▶ [DATA PROVIDED]
-------------------------

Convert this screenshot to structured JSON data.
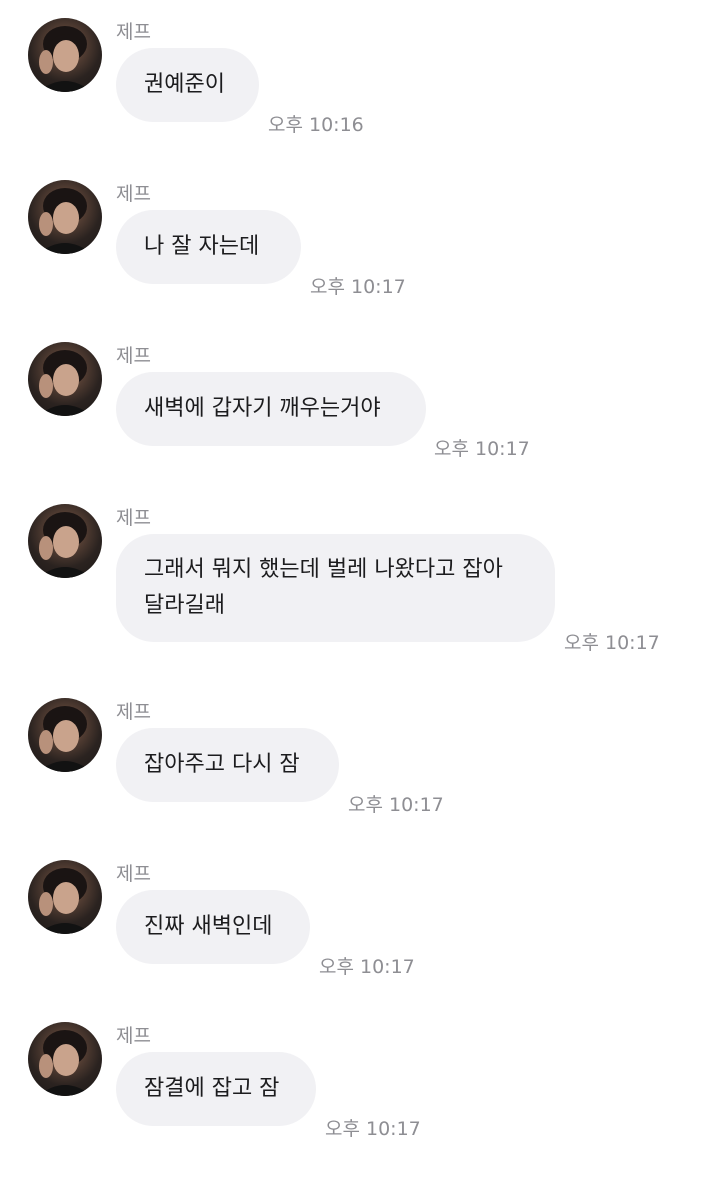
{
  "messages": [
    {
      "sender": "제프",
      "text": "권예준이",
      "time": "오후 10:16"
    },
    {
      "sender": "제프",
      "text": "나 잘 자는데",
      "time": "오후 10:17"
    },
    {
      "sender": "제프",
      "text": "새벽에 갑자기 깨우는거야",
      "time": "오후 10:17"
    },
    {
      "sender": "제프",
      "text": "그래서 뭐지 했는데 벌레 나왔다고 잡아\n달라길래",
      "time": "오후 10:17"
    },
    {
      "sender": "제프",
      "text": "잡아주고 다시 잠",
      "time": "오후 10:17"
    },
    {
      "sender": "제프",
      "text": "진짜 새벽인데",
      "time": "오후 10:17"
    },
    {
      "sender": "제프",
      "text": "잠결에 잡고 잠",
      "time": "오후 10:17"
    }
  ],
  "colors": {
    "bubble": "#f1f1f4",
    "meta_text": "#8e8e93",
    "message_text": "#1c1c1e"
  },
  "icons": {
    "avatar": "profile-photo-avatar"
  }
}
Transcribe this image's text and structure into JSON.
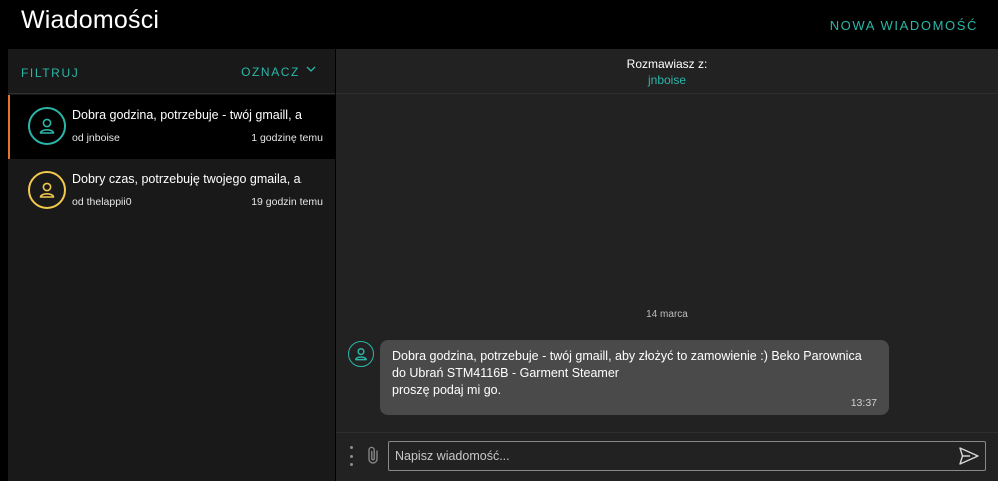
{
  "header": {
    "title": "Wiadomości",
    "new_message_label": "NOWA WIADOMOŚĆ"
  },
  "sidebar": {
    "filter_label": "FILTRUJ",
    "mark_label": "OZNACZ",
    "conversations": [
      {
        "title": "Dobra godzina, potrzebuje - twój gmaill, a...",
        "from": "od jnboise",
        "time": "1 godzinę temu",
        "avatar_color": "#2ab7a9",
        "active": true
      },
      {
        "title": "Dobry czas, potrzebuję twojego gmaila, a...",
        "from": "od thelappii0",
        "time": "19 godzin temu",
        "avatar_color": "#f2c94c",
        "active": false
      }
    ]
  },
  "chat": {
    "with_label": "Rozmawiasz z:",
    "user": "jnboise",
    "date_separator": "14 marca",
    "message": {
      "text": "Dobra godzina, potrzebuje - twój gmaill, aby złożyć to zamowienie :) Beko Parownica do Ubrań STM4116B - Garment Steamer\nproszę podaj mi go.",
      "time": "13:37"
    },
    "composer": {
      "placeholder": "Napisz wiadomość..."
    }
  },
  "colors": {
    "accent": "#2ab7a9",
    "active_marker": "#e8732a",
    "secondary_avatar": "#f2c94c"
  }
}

-------------------------

All of the lines above should be retyped precisely, apart from the pictures.

▶ [EXPECTED ANSWER]
Convert this screenshot to structured JSON data.
{
  "messages": [
    {
      "sender": "제프",
      "text": "권예준이",
      "time": "오후 10:16"
    },
    {
      "sender": "제프",
      "text": "나 잘 자는데",
      "time": "오후 10:17"
    },
    {
      "sender": "제프",
      "text": "새벽에 갑자기 깨우는거야",
      "time": "오후 10:17"
    },
    {
      "sender": "제프",
      "text": "그래서 뭐지 했는데 벌레 나왔다고 잡아\n달라길래",
      "time": "오후 10:17"
    },
    {
      "sender": "제프",
      "text": "잡아주고 다시 잠",
      "time": "오후 10:17"
    },
    {
      "sender": "제프",
      "text": "진짜 새벽인데",
      "time": "오후 10:17"
    },
    {
      "sender": "제프",
      "text": "잠결에 잡고 잠",
      "time": "오후 10:17"
    }
  ],
  "colors": {
    "bubble": "#f1f1f4",
    "meta_text": "#8e8e93",
    "message_text": "#1c1c1e"
  },
  "icons": {
    "avatar": "profile-photo-avatar"
  }
}
Transcribe this image's text and structure into JSON.
{
  "header": {
    "title": "Wiadomości",
    "new_message_label": "NOWA WIADOMOŚĆ"
  },
  "sidebar": {
    "filter_label": "FILTRUJ",
    "mark_label": "OZNACZ",
    "conversations": [
      {
        "title": "Dobra godzina, potrzebuje - twój gmaill, a...",
        "from": "od jnboise",
        "time": "1 godzinę temu",
        "avatar_color": "#2ab7a9",
        "active": true
      },
      {
        "title": "Dobry czas, potrzebuję twojego gmaila, a...",
        "from": "od thelappii0",
        "time": "19 godzin temu",
        "avatar_color": "#f2c94c",
        "active": false
      }
    ]
  },
  "chat": {
    "with_label": "Rozmawiasz z:",
    "user": "jnboise",
    "date_separator": "14 marca",
    "message": {
      "text": "Dobra godzina, potrzebuje - twój gmaill, aby złożyć to zamowienie :) Beko Parownica do Ubrań STM4116B - Garment Steamer\nproszę podaj mi go.",
      "time": "13:37"
    },
    "composer": {
      "placeholder": "Napisz wiadomość..."
    }
  },
  "colors": {
    "accent": "#2ab7a9",
    "active_marker": "#e8732a",
    "secondary_avatar": "#f2c94c"
  }
}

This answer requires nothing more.